(Stored entries)

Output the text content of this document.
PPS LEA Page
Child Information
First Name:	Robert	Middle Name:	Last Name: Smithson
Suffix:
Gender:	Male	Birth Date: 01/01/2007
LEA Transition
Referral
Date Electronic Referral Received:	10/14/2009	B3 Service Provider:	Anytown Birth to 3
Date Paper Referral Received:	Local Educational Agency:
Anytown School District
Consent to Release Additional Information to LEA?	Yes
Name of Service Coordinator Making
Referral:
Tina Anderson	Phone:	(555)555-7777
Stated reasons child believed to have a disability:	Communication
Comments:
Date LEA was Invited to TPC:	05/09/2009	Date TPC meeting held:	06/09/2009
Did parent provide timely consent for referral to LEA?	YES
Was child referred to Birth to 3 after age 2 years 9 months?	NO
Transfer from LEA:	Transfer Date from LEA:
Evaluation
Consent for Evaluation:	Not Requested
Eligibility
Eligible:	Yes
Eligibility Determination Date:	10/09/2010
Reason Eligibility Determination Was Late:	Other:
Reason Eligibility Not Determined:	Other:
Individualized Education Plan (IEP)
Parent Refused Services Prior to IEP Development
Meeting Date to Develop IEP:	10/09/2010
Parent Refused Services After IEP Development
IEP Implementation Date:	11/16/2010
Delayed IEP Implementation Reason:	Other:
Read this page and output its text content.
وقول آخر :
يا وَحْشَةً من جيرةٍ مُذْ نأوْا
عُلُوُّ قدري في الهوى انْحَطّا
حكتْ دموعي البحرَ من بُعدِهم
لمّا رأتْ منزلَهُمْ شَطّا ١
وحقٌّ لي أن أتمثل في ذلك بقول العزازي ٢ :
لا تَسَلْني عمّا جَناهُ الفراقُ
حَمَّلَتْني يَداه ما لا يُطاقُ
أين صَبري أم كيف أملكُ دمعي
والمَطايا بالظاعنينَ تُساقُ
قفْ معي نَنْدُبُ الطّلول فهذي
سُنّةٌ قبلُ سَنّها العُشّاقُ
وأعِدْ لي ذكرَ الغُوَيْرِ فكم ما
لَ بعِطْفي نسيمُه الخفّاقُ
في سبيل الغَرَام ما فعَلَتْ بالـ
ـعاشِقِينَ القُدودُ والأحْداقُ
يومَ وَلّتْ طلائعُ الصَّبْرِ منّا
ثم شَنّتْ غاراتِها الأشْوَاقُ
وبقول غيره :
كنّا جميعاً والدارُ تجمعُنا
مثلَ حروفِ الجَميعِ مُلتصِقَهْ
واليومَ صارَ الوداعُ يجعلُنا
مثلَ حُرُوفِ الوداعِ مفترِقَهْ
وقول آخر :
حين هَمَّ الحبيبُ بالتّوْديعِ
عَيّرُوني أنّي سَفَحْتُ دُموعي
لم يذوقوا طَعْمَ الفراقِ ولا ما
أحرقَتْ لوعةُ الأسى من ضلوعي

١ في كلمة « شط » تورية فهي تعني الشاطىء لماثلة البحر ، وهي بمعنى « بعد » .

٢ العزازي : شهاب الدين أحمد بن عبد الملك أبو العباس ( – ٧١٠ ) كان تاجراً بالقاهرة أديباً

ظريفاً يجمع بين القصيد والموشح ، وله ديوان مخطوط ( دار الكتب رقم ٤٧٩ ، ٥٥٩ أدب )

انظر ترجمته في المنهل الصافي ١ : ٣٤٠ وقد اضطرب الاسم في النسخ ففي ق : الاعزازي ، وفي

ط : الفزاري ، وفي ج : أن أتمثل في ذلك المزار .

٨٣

Task statement:
Collect each line of the entries that has the word "البحر", copying it in full.

Exercise output:
حكتْ دموعي البحرَ من بُعدِهم
١ في كلمة « شط » تورية فهي تعني الشاطىء لماثلة البحر ، وهي بمعنى « بعد » .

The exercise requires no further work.